Dataset entries -
########################################

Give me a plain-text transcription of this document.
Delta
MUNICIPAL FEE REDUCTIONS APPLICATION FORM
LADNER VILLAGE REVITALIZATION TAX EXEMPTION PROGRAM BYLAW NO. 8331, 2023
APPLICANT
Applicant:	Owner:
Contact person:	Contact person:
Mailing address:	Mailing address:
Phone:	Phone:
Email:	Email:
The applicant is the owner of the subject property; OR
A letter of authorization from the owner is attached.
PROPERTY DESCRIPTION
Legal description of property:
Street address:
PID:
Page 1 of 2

########################################

EXERCISE DESCRIPTION - Your task is to extract all of the records exactly.

EXERCISE OUTPUT -
Give me a plain-text transcription of this document.
Delta
MUNICIPAL FEE REDUCTIONS APPLICATION FORM
LADNER VILLAGE REVITALIZATION TAX EXEMPTION PROGRAM BYLAW NO. 8331, 2023
APPLICANT
Applicant:	Owner:
Contact person:	Contact person:
Mailing address:	Mailing address:
Phone:	Phone:
Email:	Email:
The applicant is the owner of the subject property; OR
A letter of authorization from the owner is attached.
PROPERTY DESCRIPTION
Legal description of property:
Street address:
PID:
Page 1 of 2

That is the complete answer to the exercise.